• STORED DATA:
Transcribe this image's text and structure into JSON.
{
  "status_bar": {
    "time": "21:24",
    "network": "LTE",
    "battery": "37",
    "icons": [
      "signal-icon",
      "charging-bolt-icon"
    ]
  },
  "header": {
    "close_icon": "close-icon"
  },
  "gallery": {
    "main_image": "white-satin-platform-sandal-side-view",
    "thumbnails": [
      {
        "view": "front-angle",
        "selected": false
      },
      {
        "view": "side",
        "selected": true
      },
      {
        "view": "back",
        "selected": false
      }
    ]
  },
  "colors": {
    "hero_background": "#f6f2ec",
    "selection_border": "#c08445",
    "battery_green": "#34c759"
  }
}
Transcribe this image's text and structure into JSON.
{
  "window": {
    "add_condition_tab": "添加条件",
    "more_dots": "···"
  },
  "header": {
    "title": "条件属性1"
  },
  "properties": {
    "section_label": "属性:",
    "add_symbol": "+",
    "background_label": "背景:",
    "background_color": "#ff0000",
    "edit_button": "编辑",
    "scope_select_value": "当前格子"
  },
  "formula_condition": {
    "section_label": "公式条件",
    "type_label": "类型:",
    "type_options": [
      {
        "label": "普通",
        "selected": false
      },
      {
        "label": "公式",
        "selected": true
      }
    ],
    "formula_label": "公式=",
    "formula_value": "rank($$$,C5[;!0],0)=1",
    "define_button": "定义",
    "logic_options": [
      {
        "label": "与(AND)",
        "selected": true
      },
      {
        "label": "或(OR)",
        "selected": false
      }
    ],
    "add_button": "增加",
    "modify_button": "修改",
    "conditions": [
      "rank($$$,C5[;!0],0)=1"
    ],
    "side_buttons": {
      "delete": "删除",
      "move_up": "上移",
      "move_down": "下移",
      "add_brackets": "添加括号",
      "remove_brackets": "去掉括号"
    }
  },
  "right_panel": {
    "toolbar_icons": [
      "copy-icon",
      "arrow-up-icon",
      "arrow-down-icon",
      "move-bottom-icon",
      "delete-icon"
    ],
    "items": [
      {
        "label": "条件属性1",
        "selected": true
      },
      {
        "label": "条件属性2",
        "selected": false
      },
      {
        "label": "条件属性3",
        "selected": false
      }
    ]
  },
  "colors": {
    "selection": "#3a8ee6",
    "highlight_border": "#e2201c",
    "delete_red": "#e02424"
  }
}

...

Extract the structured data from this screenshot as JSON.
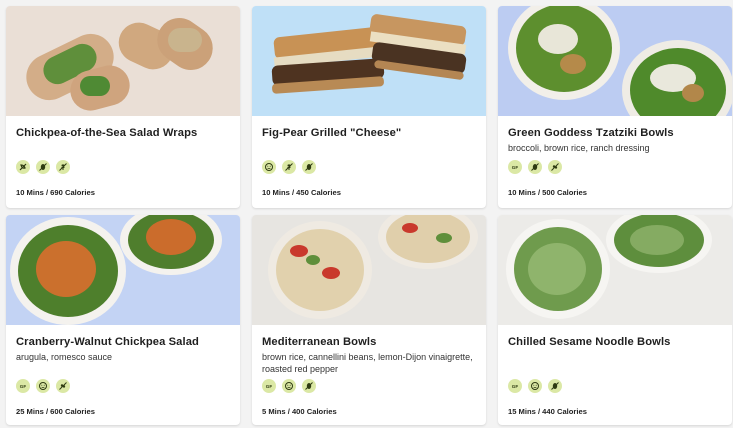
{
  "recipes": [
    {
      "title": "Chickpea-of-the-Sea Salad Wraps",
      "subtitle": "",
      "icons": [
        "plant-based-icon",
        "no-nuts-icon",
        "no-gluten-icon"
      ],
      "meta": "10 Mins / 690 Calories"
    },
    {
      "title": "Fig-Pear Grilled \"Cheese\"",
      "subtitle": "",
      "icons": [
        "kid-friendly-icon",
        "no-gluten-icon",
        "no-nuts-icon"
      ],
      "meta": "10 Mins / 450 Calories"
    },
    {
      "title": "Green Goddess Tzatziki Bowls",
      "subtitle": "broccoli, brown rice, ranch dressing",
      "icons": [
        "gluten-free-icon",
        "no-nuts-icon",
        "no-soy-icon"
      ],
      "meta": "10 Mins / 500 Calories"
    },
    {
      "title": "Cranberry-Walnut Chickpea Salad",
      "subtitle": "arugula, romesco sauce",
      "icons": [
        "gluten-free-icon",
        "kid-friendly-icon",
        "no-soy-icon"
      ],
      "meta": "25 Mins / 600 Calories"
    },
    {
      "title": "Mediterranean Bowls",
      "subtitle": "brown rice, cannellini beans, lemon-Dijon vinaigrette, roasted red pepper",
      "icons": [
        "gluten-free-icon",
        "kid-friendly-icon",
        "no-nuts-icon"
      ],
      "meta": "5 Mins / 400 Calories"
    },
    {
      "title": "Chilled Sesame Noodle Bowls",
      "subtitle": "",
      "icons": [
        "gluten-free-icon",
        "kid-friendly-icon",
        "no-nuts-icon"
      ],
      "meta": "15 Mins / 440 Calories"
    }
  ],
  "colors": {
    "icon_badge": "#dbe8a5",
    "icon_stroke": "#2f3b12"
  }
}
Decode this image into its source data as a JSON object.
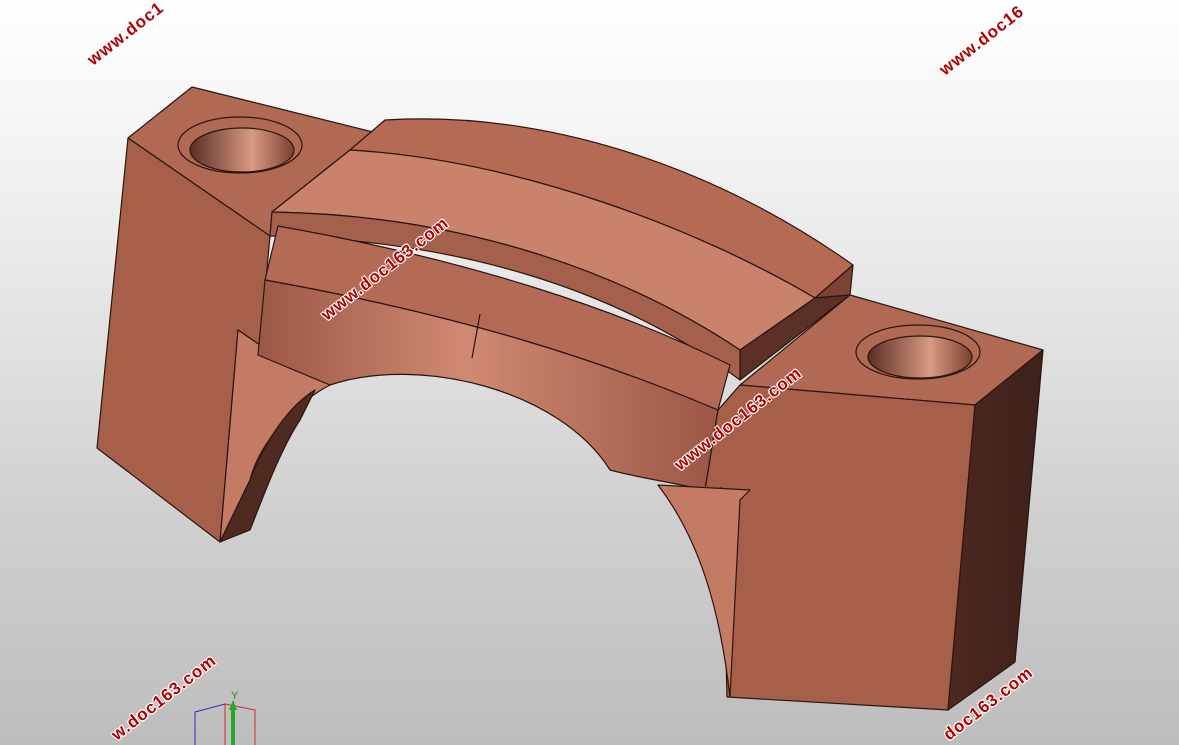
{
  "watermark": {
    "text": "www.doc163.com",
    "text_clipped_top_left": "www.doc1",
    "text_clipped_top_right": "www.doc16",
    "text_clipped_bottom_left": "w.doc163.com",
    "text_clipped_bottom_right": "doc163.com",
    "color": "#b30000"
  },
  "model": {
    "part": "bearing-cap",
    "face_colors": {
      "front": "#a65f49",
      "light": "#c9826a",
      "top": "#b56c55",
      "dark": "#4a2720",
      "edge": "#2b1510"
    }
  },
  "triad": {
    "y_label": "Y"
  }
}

==

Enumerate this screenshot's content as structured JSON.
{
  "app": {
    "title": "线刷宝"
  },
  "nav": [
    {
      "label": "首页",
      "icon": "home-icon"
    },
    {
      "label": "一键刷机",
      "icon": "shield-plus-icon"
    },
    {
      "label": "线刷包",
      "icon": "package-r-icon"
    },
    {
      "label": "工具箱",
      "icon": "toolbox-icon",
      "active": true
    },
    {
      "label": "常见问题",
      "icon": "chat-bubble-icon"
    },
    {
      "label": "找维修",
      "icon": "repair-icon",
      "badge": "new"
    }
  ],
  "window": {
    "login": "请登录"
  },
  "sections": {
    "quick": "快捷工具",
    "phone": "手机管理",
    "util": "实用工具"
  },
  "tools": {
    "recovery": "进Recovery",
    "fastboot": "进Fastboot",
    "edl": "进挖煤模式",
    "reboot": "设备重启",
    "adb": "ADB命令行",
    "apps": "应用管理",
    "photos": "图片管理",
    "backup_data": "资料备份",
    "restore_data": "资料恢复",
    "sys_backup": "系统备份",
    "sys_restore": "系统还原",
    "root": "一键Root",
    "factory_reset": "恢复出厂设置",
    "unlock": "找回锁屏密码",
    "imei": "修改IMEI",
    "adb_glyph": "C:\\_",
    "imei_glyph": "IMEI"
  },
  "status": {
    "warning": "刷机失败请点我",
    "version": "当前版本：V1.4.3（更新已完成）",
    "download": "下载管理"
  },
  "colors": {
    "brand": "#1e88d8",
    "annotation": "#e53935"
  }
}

• EXERCISE BRIEF:
Report the number of lines in the listing that include the string "this"; give nothing but the number.

• EXPECTED OUTPUT:
5